* TASK TO COMPLETE
Your task is to repeat all of the data exactly while excluding the pictures.

* Chart and figure data
■ ■ ■ ■ ■

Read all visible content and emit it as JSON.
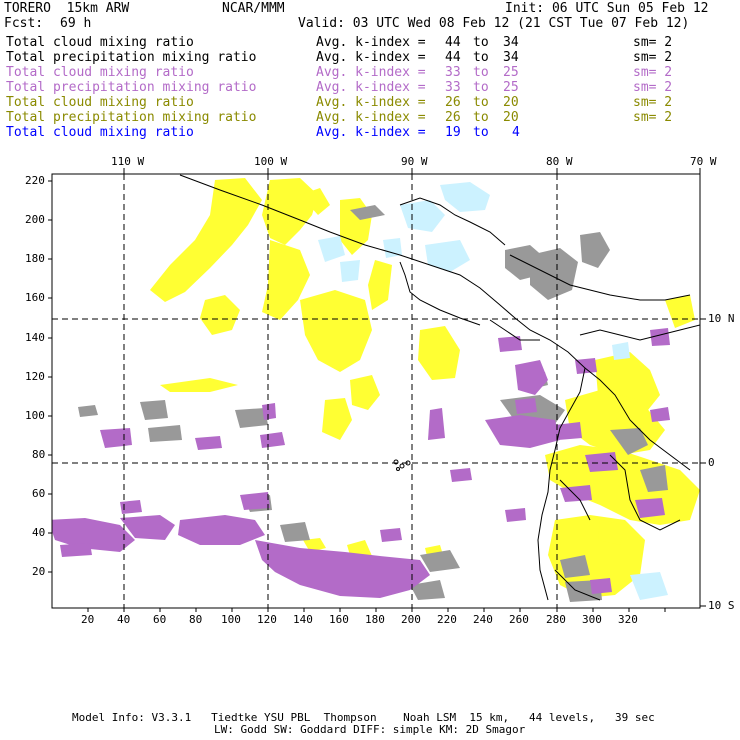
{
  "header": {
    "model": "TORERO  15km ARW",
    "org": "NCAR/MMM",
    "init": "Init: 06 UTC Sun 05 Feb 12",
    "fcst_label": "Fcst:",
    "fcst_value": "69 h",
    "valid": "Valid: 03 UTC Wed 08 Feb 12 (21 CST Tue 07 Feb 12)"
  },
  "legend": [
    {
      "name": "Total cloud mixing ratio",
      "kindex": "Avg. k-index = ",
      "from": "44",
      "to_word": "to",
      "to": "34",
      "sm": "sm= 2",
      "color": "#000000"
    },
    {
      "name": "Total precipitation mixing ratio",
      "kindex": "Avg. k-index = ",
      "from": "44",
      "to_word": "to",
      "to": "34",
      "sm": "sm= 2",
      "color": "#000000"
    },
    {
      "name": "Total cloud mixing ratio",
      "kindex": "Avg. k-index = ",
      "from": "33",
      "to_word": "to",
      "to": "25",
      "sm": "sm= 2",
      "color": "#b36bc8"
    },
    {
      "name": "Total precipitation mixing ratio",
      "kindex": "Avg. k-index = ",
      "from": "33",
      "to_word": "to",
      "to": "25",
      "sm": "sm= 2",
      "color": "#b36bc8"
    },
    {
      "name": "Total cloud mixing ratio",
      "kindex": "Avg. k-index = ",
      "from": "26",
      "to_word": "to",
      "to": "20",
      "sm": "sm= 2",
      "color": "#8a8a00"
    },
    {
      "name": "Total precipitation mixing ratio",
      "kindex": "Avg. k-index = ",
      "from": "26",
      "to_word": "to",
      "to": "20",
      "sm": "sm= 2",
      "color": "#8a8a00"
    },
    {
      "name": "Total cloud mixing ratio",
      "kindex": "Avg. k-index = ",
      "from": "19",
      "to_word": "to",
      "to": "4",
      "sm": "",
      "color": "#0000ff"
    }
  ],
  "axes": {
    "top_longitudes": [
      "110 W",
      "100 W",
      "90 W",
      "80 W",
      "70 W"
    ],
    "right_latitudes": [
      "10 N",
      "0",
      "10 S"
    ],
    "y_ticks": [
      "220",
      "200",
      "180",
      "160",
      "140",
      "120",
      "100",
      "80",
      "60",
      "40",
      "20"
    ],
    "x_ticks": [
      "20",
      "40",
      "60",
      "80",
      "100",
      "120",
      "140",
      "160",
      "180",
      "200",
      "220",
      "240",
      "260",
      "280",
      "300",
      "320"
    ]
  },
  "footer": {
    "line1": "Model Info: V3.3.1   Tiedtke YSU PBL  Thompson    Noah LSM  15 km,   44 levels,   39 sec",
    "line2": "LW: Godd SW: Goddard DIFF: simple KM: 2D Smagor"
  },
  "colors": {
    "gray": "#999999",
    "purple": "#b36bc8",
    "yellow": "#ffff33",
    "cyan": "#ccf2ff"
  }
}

■ ■ ■ ■ ■

* RESULT FOR THIS TASK
Read all visible content and emit it as JSON.
{
  "header": {
    "model": "TORERO  15km ARW",
    "org": "NCAR/MMM",
    "init": "Init: 06 UTC Sun 05 Feb 12",
    "fcst_label": "Fcst:",
    "fcst_value": "69 h",
    "valid": "Valid: 03 UTC Wed 08 Feb 12 (21 CST Tue 07 Feb 12)"
  },
  "legend": [
    {
      "name": "Total cloud mixing ratio",
      "kindex": "Avg. k-index = ",
      "from": "44",
      "to_word": "to",
      "to": "34",
      "sm": "sm= 2",
      "color": "#000000"
    },
    {
      "name": "Total precipitation mixing ratio",
      "kindex": "Avg. k-index = ",
      "from": "44",
      "to_word": "to",
      "to": "34",
      "sm": "sm= 2",
      "color": "#000000"
    },
    {
      "name": "Total cloud mixing ratio",
      "kindex": "Avg. k-index = ",
      "from": "33",
      "to_word": "to",
      "to": "25",
      "sm": "sm= 2",
      "color": "#b36bc8"
    },
    {
      "name": "Total precipitation mixing ratio",
      "kindex": "Avg. k-index = ",
      "from": "33",
      "to_word": "to",
      "to": "25",
      "sm": "sm= 2",
      "color": "#b36bc8"
    },
    {
      "name": "Total cloud mixing ratio",
      "kindex": "Avg. k-index = ",
      "from": "26",
      "to_word": "to",
      "to": "20",
      "sm": "sm= 2",
      "color": "#8a8a00"
    },
    {
      "name": "Total precipitation mixing ratio",
      "kindex": "Avg. k-index = ",
      "from": "26",
      "to_word": "to",
      "to": "20",
      "sm": "sm= 2",
      "color": "#8a8a00"
    },
    {
      "name": "Total cloud mixing ratio",
      "kindex": "Avg. k-index = ",
      "from": "19",
      "to_word": "to",
      "to": "4",
      "sm": "",
      "color": "#0000ff"
    }
  ],
  "axes": {
    "top_longitudes": [
      "110 W",
      "100 W",
      "90 W",
      "80 W",
      "70 W"
    ],
    "right_latitudes": [
      "10 N",
      "0",
      "10 S"
    ],
    "y_ticks": [
      "220",
      "200",
      "180",
      "160",
      "140",
      "120",
      "100",
      "80",
      "60",
      "40",
      "20"
    ],
    "x_ticks": [
      "20",
      "40",
      "60",
      "80",
      "100",
      "120",
      "140",
      "160",
      "180",
      "200",
      "220",
      "240",
      "260",
      "280",
      "300",
      "320"
    ]
  },
  "footer": {
    "line1": "Model Info: V3.3.1   Tiedtke YSU PBL  Thompson    Noah LSM  15 km,   44 levels,   39 sec",
    "line2": "LW: Godd SW: Goddard DIFF: simple KM: 2D Smagor"
  },
  "colors": {
    "gray": "#999999",
    "purple": "#b36bc8",
    "yellow": "#ffff33",
    "cyan": "#ccf2ff"
  }
}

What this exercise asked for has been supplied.